*** Records provided ***
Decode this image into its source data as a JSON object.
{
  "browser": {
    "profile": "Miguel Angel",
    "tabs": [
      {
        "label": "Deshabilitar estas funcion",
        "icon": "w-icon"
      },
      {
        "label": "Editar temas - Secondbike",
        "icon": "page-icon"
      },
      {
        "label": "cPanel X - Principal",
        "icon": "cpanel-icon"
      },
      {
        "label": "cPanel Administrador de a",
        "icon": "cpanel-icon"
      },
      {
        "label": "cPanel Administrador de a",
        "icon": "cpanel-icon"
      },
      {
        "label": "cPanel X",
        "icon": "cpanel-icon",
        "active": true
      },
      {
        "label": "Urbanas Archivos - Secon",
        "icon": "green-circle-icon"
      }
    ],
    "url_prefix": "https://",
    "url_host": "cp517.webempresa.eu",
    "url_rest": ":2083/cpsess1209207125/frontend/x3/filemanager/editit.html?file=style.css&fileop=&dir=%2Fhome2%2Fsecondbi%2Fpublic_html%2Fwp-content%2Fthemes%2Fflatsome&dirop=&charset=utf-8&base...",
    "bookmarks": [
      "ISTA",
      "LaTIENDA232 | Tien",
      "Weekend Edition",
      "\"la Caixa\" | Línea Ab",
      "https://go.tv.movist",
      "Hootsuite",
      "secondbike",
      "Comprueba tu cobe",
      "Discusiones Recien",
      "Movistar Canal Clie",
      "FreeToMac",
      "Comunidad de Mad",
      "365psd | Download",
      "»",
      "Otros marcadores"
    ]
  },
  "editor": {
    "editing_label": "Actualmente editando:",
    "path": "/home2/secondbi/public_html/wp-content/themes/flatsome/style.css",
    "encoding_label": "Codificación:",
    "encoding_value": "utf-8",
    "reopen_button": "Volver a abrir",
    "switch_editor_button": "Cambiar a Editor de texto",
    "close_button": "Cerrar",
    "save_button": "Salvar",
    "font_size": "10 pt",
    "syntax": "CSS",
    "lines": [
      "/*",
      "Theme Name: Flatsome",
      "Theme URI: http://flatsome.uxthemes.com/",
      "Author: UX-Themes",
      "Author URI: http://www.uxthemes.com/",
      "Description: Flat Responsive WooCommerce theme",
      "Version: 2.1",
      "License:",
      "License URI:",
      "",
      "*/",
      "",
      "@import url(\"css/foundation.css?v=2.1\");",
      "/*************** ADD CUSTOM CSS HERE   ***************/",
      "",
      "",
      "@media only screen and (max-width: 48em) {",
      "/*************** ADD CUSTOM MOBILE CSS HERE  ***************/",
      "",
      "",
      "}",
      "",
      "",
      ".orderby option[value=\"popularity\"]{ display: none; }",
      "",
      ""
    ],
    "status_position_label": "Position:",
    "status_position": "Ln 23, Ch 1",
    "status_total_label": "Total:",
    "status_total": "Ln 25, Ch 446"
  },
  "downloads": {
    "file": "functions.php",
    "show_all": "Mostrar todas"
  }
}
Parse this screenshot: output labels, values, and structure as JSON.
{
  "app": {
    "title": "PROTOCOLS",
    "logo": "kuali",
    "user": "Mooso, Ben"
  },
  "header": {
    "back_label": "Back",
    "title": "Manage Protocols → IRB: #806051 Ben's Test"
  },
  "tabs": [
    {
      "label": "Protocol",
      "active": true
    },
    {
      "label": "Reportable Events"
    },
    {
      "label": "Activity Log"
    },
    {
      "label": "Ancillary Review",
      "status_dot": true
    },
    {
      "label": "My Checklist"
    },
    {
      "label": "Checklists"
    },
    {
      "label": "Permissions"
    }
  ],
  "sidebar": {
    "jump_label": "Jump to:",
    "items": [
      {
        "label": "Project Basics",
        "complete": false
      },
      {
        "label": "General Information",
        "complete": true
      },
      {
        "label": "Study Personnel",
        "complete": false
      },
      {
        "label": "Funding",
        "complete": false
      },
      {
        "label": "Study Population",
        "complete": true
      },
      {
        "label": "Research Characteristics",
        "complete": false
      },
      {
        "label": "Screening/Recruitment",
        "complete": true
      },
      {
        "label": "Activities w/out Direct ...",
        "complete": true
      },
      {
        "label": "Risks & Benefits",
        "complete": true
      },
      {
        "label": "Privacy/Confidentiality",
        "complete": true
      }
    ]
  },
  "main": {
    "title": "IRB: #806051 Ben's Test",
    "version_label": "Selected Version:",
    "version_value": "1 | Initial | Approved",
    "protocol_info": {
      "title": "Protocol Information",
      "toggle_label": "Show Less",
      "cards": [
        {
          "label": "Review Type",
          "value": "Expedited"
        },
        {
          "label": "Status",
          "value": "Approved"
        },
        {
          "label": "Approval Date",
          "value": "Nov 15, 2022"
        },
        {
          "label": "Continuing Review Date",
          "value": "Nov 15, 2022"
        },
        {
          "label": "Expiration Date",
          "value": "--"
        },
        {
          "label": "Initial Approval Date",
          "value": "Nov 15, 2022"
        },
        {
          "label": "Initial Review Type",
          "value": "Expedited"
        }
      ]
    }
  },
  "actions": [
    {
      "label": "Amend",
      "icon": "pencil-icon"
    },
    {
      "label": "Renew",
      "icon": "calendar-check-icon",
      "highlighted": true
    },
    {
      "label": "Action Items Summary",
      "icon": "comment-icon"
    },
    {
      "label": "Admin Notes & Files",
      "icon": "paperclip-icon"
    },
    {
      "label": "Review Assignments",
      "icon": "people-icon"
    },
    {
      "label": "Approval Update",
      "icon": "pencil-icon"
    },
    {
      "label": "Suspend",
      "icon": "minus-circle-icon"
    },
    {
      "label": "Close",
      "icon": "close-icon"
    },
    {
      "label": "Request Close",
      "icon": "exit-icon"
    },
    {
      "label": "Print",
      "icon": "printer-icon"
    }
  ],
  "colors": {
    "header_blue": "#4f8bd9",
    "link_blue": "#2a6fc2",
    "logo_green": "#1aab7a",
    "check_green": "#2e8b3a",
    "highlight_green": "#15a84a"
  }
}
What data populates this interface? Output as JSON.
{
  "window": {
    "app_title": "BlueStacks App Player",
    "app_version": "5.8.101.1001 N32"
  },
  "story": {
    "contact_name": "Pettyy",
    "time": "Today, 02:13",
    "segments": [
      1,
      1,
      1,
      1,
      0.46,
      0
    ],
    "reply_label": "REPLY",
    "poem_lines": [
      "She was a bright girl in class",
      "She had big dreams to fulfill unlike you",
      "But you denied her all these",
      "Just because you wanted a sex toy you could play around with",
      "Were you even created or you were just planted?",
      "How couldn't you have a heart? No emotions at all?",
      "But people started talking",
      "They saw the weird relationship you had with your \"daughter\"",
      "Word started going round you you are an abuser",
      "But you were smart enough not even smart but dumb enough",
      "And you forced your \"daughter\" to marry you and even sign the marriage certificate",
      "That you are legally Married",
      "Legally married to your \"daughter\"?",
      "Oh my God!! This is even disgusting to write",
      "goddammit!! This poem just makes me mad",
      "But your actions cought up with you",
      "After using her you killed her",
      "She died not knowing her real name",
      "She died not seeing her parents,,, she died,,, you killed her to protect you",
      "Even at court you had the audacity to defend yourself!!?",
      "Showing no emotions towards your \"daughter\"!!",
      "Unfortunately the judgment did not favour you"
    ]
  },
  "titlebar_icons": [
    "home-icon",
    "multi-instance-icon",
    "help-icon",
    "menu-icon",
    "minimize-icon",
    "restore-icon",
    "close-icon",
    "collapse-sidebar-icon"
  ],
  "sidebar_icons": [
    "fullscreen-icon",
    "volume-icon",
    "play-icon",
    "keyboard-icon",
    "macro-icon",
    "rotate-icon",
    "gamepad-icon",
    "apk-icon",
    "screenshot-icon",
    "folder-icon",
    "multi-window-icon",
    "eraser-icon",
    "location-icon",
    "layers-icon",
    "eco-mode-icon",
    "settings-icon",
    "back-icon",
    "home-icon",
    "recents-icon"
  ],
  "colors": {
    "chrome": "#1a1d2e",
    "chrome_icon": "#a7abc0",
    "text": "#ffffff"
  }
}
***
What you have to do >> Which lines contain the word "HERE"? Return each of them.

Exercise result >>
      "/*************** ADD CUSTOM CSS HERE   ***************/",
      "/*************** ADD CUSTOM MOBILE CSS HERE  ***************/",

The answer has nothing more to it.